- **Activity 1**
Copy the OpenText article word for word, from "At this week’s" to "services, and products.".
- **Activity 2**
According to the OpenText article, in what city was this week's Enterprise World event held?

At this week’s Enterprise World event in Toronto, OpenText showcased a number of customer projects that demonstrate how its software is playing its part in helping to build more intelligent, connected companies, as Jessica Twentyman reports.
What does it take to build an intelligent, connected enterprise? The answer to that question can be complicated for business leaders, but enterprise information management (EIM) systems are a big part of the picture, according to OpenText CEO Mark Barrenechea, speaking at the company’s Enterprise World event in Toronto this week.
Of course, he would say that. But in fairness, OpenText has done a solid job in recent years of outlining the role that content and information (often unstructured) plays in the workflows that underpin connected processes, services, and products.
Software to manage that content and information is OpenText’s mainstay, and in recent years, the highly acquisitive company has purchased other vendors and technologies that support its vision of what the connected enterprise will need, in areas such as artificial intelligence (AI) and security.

- **Excerpted records**
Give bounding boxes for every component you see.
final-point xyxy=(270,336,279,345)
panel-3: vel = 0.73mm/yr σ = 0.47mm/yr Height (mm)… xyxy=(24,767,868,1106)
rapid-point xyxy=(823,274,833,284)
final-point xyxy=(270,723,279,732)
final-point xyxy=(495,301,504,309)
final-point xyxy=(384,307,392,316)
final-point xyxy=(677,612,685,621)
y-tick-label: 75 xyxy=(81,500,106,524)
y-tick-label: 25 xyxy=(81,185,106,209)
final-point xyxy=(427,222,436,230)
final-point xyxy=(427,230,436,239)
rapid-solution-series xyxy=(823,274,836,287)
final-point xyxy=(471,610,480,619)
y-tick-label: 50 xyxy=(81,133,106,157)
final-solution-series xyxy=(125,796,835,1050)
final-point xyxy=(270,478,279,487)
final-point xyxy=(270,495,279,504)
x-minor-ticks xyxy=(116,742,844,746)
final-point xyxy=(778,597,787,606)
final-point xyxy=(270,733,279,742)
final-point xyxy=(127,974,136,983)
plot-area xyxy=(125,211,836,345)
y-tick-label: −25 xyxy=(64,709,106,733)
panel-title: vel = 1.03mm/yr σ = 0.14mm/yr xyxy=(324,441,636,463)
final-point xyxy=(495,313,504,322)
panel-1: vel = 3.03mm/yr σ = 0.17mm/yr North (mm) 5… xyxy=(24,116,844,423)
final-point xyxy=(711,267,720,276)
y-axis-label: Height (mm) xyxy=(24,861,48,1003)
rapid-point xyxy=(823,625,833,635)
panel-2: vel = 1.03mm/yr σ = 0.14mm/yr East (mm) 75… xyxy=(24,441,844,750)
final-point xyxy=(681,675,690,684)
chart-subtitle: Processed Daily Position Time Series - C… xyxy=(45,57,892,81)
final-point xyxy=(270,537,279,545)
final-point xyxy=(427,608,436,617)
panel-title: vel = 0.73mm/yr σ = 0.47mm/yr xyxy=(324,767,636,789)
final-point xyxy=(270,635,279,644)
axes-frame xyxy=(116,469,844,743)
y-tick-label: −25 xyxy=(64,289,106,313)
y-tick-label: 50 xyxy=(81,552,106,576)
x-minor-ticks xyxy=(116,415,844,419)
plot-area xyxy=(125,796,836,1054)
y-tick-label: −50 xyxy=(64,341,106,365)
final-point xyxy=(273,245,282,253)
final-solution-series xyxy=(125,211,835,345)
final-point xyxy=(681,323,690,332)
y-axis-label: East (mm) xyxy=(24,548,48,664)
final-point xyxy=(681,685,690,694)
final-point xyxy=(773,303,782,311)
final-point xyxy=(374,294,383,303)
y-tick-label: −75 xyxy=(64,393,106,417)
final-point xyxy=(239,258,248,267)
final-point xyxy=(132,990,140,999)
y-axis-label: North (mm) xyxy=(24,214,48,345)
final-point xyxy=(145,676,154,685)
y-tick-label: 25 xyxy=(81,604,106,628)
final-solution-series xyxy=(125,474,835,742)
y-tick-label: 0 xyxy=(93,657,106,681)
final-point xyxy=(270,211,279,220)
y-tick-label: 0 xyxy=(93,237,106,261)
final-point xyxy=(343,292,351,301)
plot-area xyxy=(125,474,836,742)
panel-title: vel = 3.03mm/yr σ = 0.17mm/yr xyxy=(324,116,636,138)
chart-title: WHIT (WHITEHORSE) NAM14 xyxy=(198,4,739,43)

- **Response area 1**
At this week’s Enterprise World event in Toronto, OpenText showcased a number of customer projects that demonstrate how its software is playing its part in helping to build more intelligent, connected companies, as Jessica Twentyman reports.
What does it take to build an intelligent, connected enterprise? The answer to that question can be complicated for business leaders, but enterprise information management (EIM) systems are a big part of the picture, according to OpenText CEO Mark Barrenechea, speaking at the company’s Enterprise World event in Toronto this week.
Of course, he would say that. But in fairness, OpenText has done a solid job in recent years of outlining the role that content and information (often unstructured) plays in the workflows that underpin connected processes, services, and products.

- **Response area 2**
Toronto